> EXERCISE A: Repeat the part of the SHARP review that starts at "The paper presents" and ends at "actual RS applications.".
> EXERCISE B:
Answer these from the SHARP review:
(i) What is the purpose of applying strong positional extrapolation early in denoising?
(ii) Up to what extrapolation factor does the approach support multi-scale generation?
(iii) What does the critical review say leaves open questions about the practical utility of the synthesized imagery?

> SOURCE TEXT:
Remote sensing text-to-image generation suffers from a lack of domain-specific diffusion transformers and prohibitive costs for high-resolution training. Existing training-free resolution promotion methods apply static RoPE scaling that uniformly compresses the spatial spectrum, which is particularly harmful for RS imagery due to its characteristically denser high-frequency energy. This paper proposes SHARP, a spectrum-aware dynamic adaptation strategy that uses a rational decay scheduler $\kappa_{rs}(t)$ to apply strong positional extrapolation early in denoising (for layout formation) while progressively relaxing it later (for detail recovery). The approach enables robust multi-scale generation up to 2.5$\times$ extrapolation factors with negligible overhead, addressing a critical gap in large-scale RS synthesis.

Critical review
Verdict
Bottom line

The paper presents a well-motivated and empirically validated solution to an important domain-specific problem. The core insight—that static RoPE extrapolation disproportionately suppresses the high-frequency content critical to RS realism—is supported by both spectral analysis and frequency-progressive denoising theory. The proposed rational scheduler is simple yet effective, and the comprehensive multi-scale evaluation demonstrates consistent gains over training-free baselines. However, the reliance on reference-free metrics without downstream task validation leaves open questions about the practical utility of the synthesized imagery for actual RS applications.

> MATERIAL:
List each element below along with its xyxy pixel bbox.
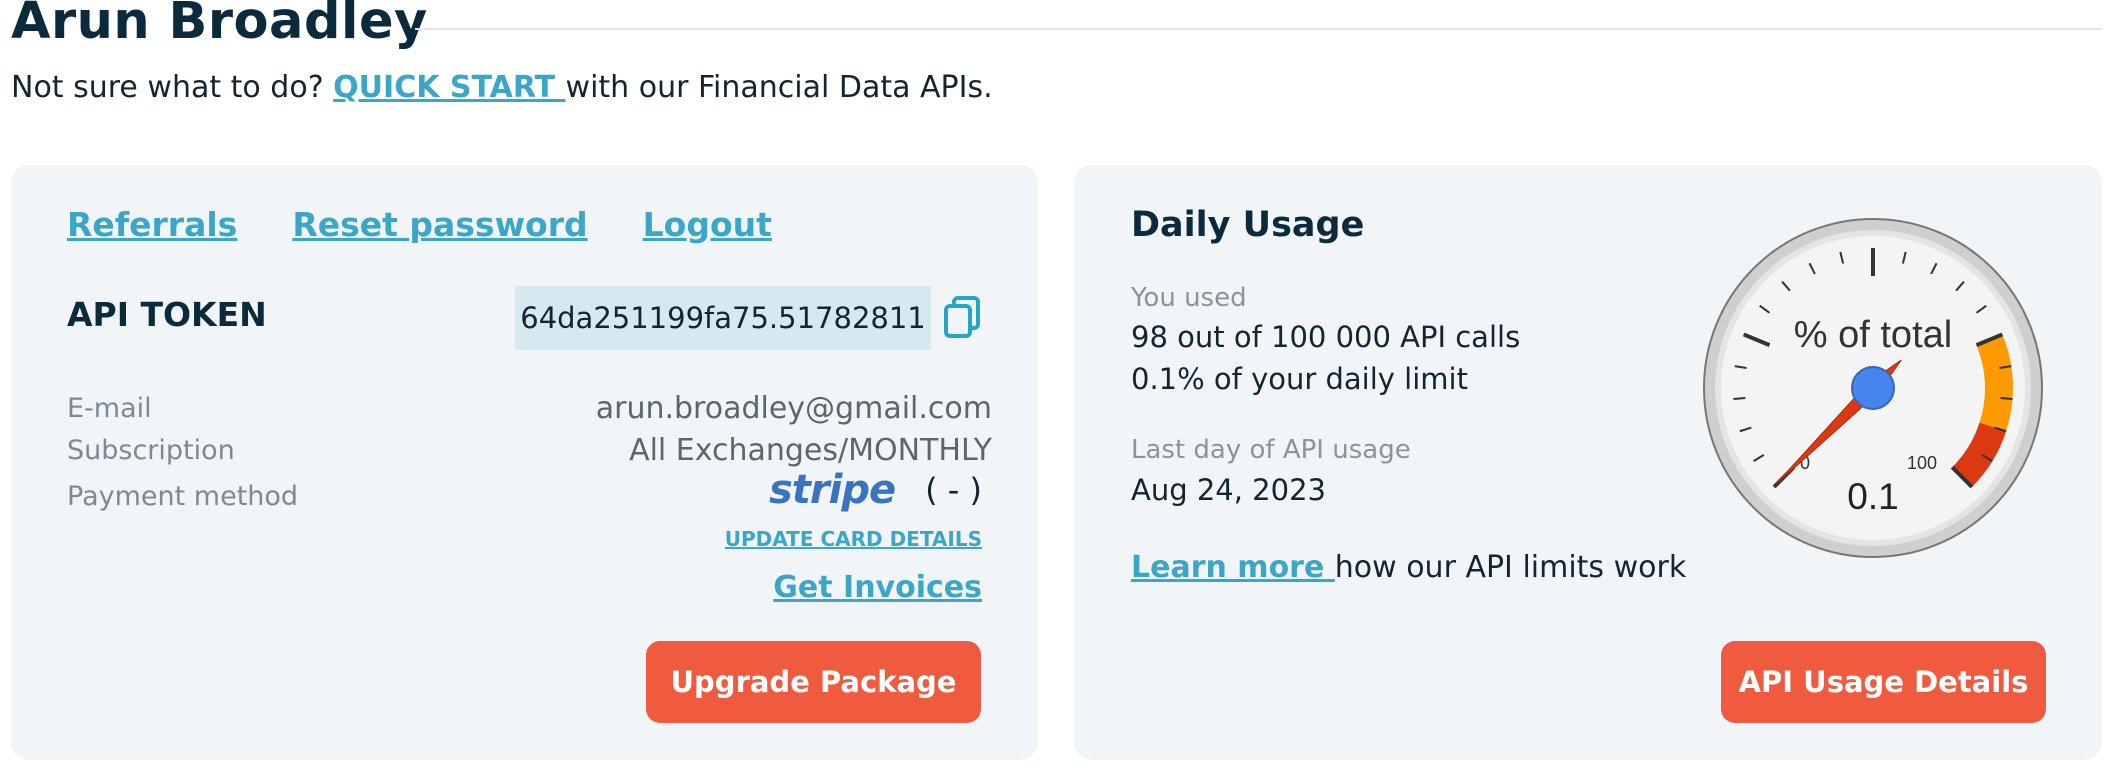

> EXERCISE ANSWER A:
The paper presents a well-motivated and empirically validated solution to an important domain-specific problem. The core insight—that static RoPE extrapolation disproportionately suppresses the high-frequency content critical to RS realism—is supported by both spectral analysis and frequency-progressive denoising theory. The proposed rational scheduler is simple yet effective, and the comprehensive multi-scale evaluation demonstrates consistent gains over training-free baselines. However, the reliance on reference-free metrics without downstream task validation leaves open questions about the practical utility of the synthesized imagery for actual RS applications.

> EXERCISE ANSWER B:
(i) Layout formation.
(ii) 2.5×.
(iii) The reliance on reference-free metrics without downstream task validation.